··· Available data ···

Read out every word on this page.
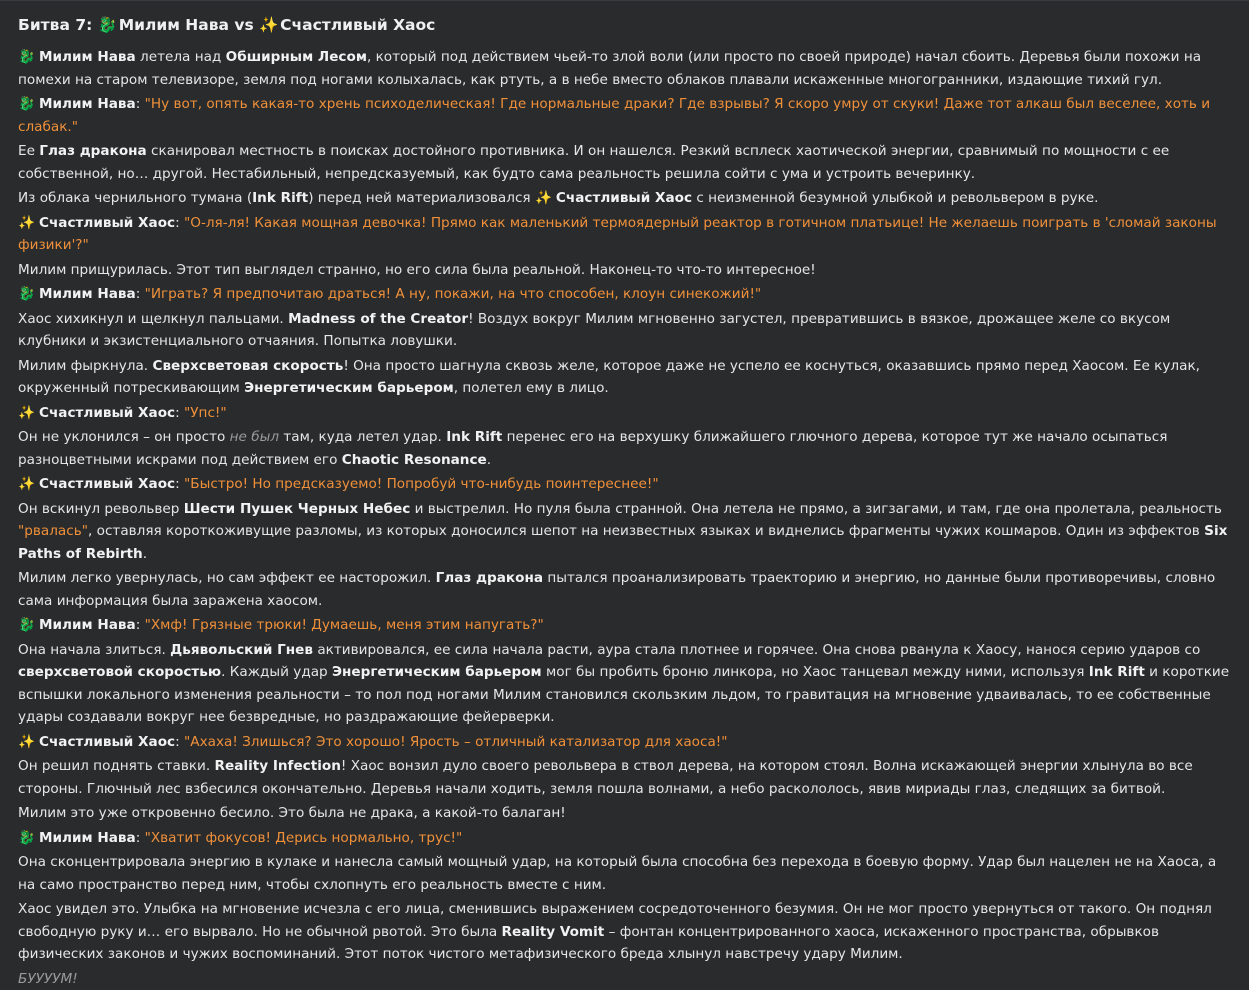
Битва 7: 🐉 Милим Нава vs ✨ Счастливый Хаос

🐉 Милим Нава летела над Обширным Лесом, который под действием чьей-то злой воли (или просто по своей природе) начал сбоить. Деревья были похожи на помехи на старом телевизоре, земля под ногами колыхалась, как ртуть, а в небе вместо облаков плавали искаженные многогранники, издающие тихий гул.

🐉 Милим Нава: "Ну вот, опять какая-то хрень психоделическая! Где нормальные драки? Где взрывы? Я скоро умру от скуки! Даже тот алкаш был веселее, хоть и слабак."

Ее Глаз дракона сканировал местность в поисках достойного противника. И он нашелся. Резкий всплеск хаотической энергии, сравнимый по мощности с ее собственной, но… другой. Нестабильный, непредсказуемый, как будто сама реальность решила сойти с ума и устроить вечеринку.

Из облака чернильного тумана (Ink Rift) перед ней материализовался ✨ Счастливый Хаос с неизменной безумной улыбкой и револьвером в руке.

✨ Счастливый Хаос: "О-ля-ля! Какая мощная девочка! Прямо как маленький термоядерный реактор в готичном платьице! Не желаешь поиграть в 'сломай законы физики'?"

Милим прищурилась. Этот тип выглядел странно, но его сила была реальной. Наконец-то что-то интересное!

🐉 Милим Нава: "Играть? Я предпочитаю драться! А ну, покажи, на что способен, клоун синекожий!"

Хаос хихикнул и щелкнул пальцами. Madness of the Creator! Воздух вокруг Милим мгновенно загустел, превратившись в вязкое, дрожащее желе со вкусом клубники и экзистенциального отчаяния. Попытка ловушки.

Милим фыркнула. Сверхсветовая скорость! Она просто шагнула сквозь желе, которое даже не успело ее коснуться, оказавшись прямо перед Хаосом. Ее кулак, окруженный потрескивающим Энергетическим барьером, полетел ему в лицо.

✨ Счастливый Хаос: "Упс!"

Он не уклонился – он просто не был там, куда летел удар. Ink Rift перенес его на верхушку ближайшего глючного дерева, которое тут же начало осыпаться разноцветными искрами под действием его Chaotic Resonance.

✨ Счастливый Хаос: "Быстро! Но предсказуемо! Попробуй что-нибудь поинтереснее!"

Он вскинул револьвер Шести Пушек Черных Небес и выстрелил. Но пуля была странной. Она летела не прямо, а зигзагами, и там, где она пролетала, реальность "рвалась", оставляя короткоживущие разломы, из которых доносился шепот на неизвестных языках и виднелись фрагменты чужих кошмаров. Один из эффектов Six Paths of Rebirth.

Милим легко увернулась, но сам эффект ее насторожил. Глаз дракона пытался проанализировать траекторию и энергию, но данные были противоречивы, словно сама информация была заражена хаосом.

🐉 Милим Нава: "Хмф! Грязные трюки! Думаешь, меня этим напугать?"

Она начала злиться. Дьявольский Гнев активировался, ее сила начала расти, аура стала плотнее и горячее. Она снова рванула к Хаосу, нанося серию ударов со сверхсветовой скоростью. Каждый удар Энергетическим барьером мог бы пробить броню линкора, но Хаос танцевал между ними, используя Ink Rift и короткие вспышки локального изменения реальности – то пол под ногами Милим становился скользким льдом, то гравитация на мгновение удваивалась, то ее собственные удары создавали вокруг нее безвредные, но раздражающие фейерверки.

✨ Счастливый Хаос: "Ахаха! Злишься? Это хорошо! Ярость – отличный катализатор для хаоса!"

Он решил поднять ставки. Reality Infection! Хаос вонзил дуло своего револьвера в ствол дерева, на котором стоял. Волна искажающей энергии хлынула во все стороны. Глючный лес взбесился окончательно. Деревья начали ходить, земля пошла волнами, а небо раскололось, явив мириады глаз, следящих за битвой.

Милим это уже откровенно бесило. Это была не драка, а какой-то балаган!

🐉 Милим Нава: "Хватит фокусов! Дерись нормально, трус!"

Она сконцентрировала энергию в кулаке и нанесла самый мощный удар, на который была способна без перехода в боевую форму. Удар был нацелен не на Хаоса, а на само пространство перед ним, чтобы схлопнуть его реальность вместе с ним.

Хаос увидел это. Улыбка на мгновение исчезла с его лица, сменившись выражением сосредоточенного безумия. Он не мог просто увернуться от такого. Он поднял свободную руку и… его вырвало. Но не обычной рвотой. Это была Reality Vomit – фонтан концентрированного хаоса, искаженного пространства, обрывков физических законов и чужих воспоминаний. Этот поток чистого метафизического бреда хлынул навстречу удару Милим.

БУУУУМ!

···

Restate the data above exactly, stripping out each image.

◆ **Exercise result**
Read out every word on this page.
Битва 7: 🐉 Милим Нава vs ✨ Счастливый Хаос

🐉 Милим Нава летела над Обширным Лесом, который под действием чьей-то злой воли (или просто по своей природе) начал сбоить. Деревья были похожи на помехи на старом телевизоре, земля под ногами колыхалась, как ртуть, а в небе вместо облаков плавали искаженные многогранники, издающие тихий гул.

🐉 Милим Нава: "Ну вот, опять какая-то хрень психоделическая! Где нормальные драки? Где взрывы? Я скоро умру от скуки! Даже тот алкаш был веселее, хоть и слабак."

Ее Глаз дракона сканировал местность в поисках достойного противника. И он нашелся. Резкий всплеск хаотической энергии, сравнимый по мощности с ее собственной, но… другой. Нестабильный, непредсказуемый, как будто сама реальность решила сойти с ума и устроить вечеринку.

Из облака чернильного тумана (Ink Rift) перед ней материализовался ✨ Счастливый Хаос с неизменной безумной улыбкой и револьвером в руке.

✨ Счастливый Хаос: "О-ля-ля! Какая мощная девочка! Прямо как маленький термоядерный реактор в готичном платьице! Не желаешь поиграть в 'сломай законы физики'?"

Милим прищурилась. Этот тип выглядел странно, но его сила была реальной. Наконец-то что-то интересное!

🐉 Милим Нава: "Играть? Я предпочитаю драться! А ну, покажи, на что способен, клоун синекожий!"

Хаос хихикнул и щелкнул пальцами. Madness of the Creator! Воздух вокруг Милим мгновенно загустел, превратившись в вязкое, дрожащее желе со вкусом клубники и экзистенциального отчаяния. Попытка ловушки.

Милим фыркнула. Сверхсветовая скорость! Она просто шагнула сквозь желе, которое даже не успело ее коснуться, оказавшись прямо перед Хаосом. Ее кулак, окруженный потрескивающим Энергетическим барьером, полетел ему в лицо.

✨ Счастливый Хаос: "Упс!"

Он не уклонился – он просто не был там, куда летел удар. Ink Rift перенес его на верхушку ближайшего глючного дерева, которое тут же начало осыпаться разноцветными искрами под действием его Chaotic Resonance.

✨ Счастливый Хаос: "Быстро! Но предсказуемо! Попробуй что-нибудь поинтереснее!"

Он вскинул револьвер Шести Пушек Черных Небес и выстрелил. Но пуля была странной. Она летела не прямо, а зигзагами, и там, где она пролетала, реальность "рвалась", оставляя короткоживущие разломы, из которых доносился шепот на неизвестных языках и виднелись фрагменты чужих кошмаров. Один из эффектов Six Paths of Rebirth.

Милим легко увернулась, но сам эффект ее насторожил. Глаз дракона пытался проанализировать траекторию и энергию, но данные были противоречивы, словно сама информация была заражена хаосом.

🐉 Милим Нава: "Хмф! Грязные трюки! Думаешь, меня этим напугать?"

Она начала злиться. Дьявольский Гнев активировался, ее сила начала расти, аура стала плотнее и горячее. Она снова рванула к Хаосу, нанося серию ударов со сверхсветовой скоростью. Каждый удар Энергетическим барьером мог бы пробить броню линкора, но Хаос танцевал между ними, используя Ink Rift и короткие вспышки локального изменения реальности – то пол под ногами Милим становился скользким льдом, то гравитация на мгновение удваивалась, то ее собственные удары создавали вокруг нее безвредные, но раздражающие фейерверки.

✨ Счастливый Хаос: "Ахаха! Злишься? Это хорошо! Ярость – отличный катализатор для хаоса!"

Он решил поднять ставки. Reality Infection! Хаос вонзил дуло своего револьвера в ствол дерева, на котором стоял. Волна искажающей энергии хлынула во все стороны. Глючный лес взбесился окончательно. Деревья начали ходить, земля пошла волнами, а небо раскололось, явив мириады глаз, следящих за битвой.

Милим это уже откровенно бесило. Это была не драка, а какой-то балаган!

🐉 Милим Нава: "Хватит фокусов! Дерись нормально, трус!"

Она сконцентрировала энергию в кулаке и нанесла самый мощный удар, на который была способна без перехода в боевую форму. Удар был нацелен не на Хаоса, а на само пространство перед ним, чтобы схлопнуть его реальность вместе с ним.

Хаос увидел это. Улыбка на мгновение исчезла с его лица, сменившись выражением сосредоточенного безумия. Он не мог просто увернуться от такого. Он поднял свободную руку и… его вырвало. Но не обычной рвотой. Это была Reality Vomit – фонтан концентрированного хаоса, искаженного пространства, обрывков физических законов и чужих воспоминаний. Этот поток чистого метафизического бреда хлынул навстречу удару Милим.

БУУУУМ!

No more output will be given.